▶ _Job_: Gather all lines containing the string "required" and copy them out.

▶ _The input_:
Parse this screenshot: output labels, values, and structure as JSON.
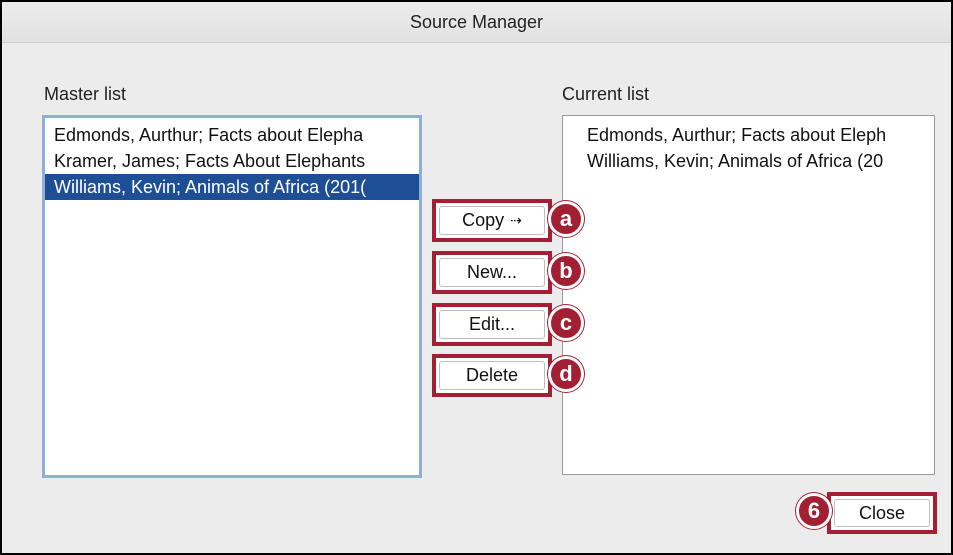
{
  "window": {
    "title": "Source Manager"
  },
  "master_list": {
    "label": "Master list",
    "items": [
      "Edmonds, Aurthur; Facts about Elepha",
      "Kramer, James; Facts About Elephants",
      "Williams, Kevin; Animals of Africa (201("
    ],
    "selected_index": 2
  },
  "current_list": {
    "label": "Current list",
    "items": [
      "Edmonds, Aurthur; Facts about Eleph",
      "Williams, Kevin; Animals of Africa (20"
    ]
  },
  "buttons": {
    "copy": "Copy",
    "copy_arrow": "⇢",
    "new": "New...",
    "edit": "Edit...",
    "delete": "Delete",
    "close": "Close"
  },
  "callouts": {
    "a": "a",
    "b": "b",
    "c": "c",
    "d": "d",
    "close": "6"
  },
  "colors": {
    "highlight": "#a31f34",
    "selection": "#1e4f96"
  }
}
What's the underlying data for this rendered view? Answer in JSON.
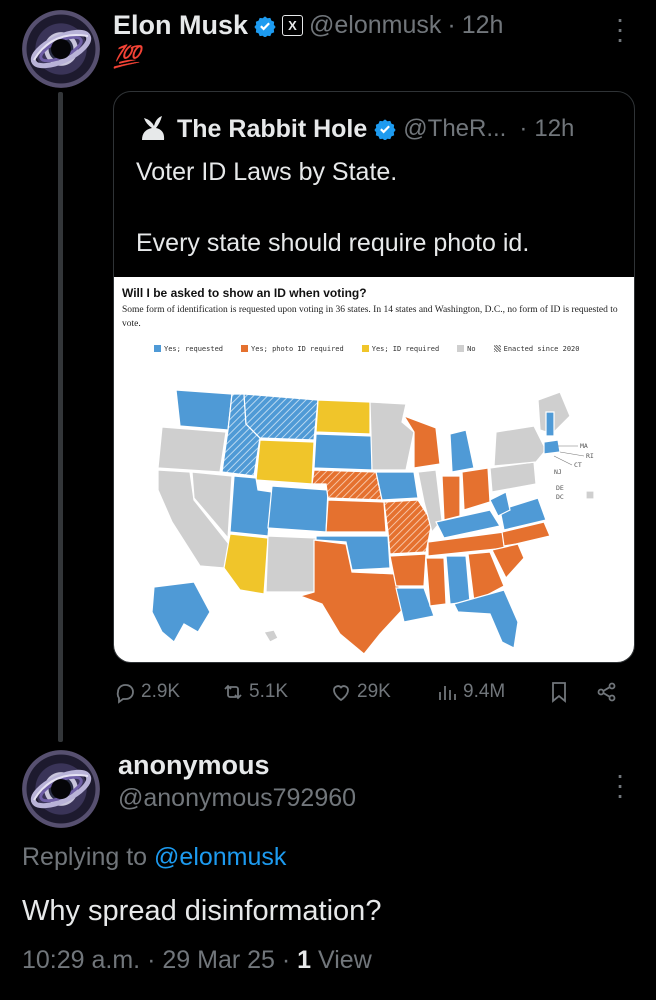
{
  "tweet": {
    "author_name": "Elon Musk",
    "x_badge": "X",
    "handle": "@elonmusk",
    "separator": "·",
    "time": "12h",
    "emoji": "💯",
    "quote": {
      "author_name": "The Rabbit Hole",
      "handle": "@TheR...",
      "separator": "·",
      "time": "12h",
      "line1": "Voter ID Laws by State.",
      "line2": "Every state should require photo id.",
      "map": {
        "title": "Will I be asked to show an ID when voting?",
        "subtitle": "Some form of identification is requested upon voting in 36 states. In 14 states and Washington, D.C., no form of ID is requested to vote.",
        "legend": [
          {
            "label": "Yes; requested",
            "color": "#4f9ad6"
          },
          {
            "label": "Yes; photo ID required",
            "color": "#e5712f"
          },
          {
            "label": "Yes; ID required",
            "color": "#f0c52a"
          },
          {
            "label": "No",
            "color": "#cfcfcf"
          },
          {
            "label": "Enacted since 2020",
            "color": "#888888"
          }
        ],
        "state_labels": [
          "MA",
          "RI",
          "CT",
          "NJ",
          "DE",
          "DC"
        ]
      }
    },
    "stats": {
      "replies": "2.9K",
      "reposts": "5.1K",
      "likes": "29K",
      "views": "9.4M"
    },
    "colors": {
      "verified": "#1d9bf0",
      "link": "#1d9bf0",
      "muted": "#71767b"
    }
  },
  "reply": {
    "author_name": "anonymous",
    "handle": "@anonymous792960",
    "replying_prefix": "Replying to",
    "replying_to": "@elonmusk",
    "text": "Why spread disinformation?",
    "time": "10:29 a.m.",
    "date": "29 Mar 25",
    "separator": "·",
    "views_count": "1",
    "views_label": "View"
  }
}
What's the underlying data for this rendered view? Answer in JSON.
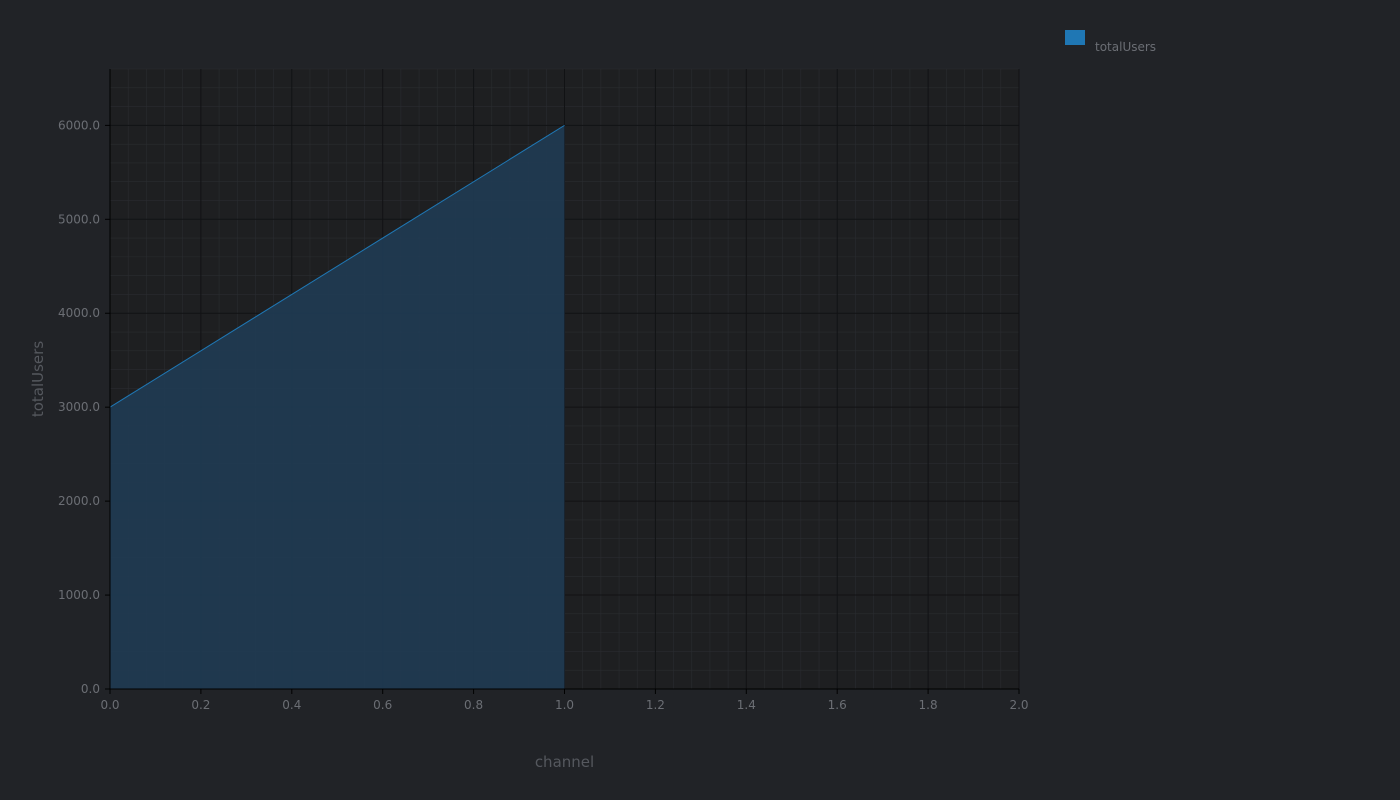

▶ _Written solution_:
            "label": "Yes; photo ID required",
            "label": "Yes; ID required",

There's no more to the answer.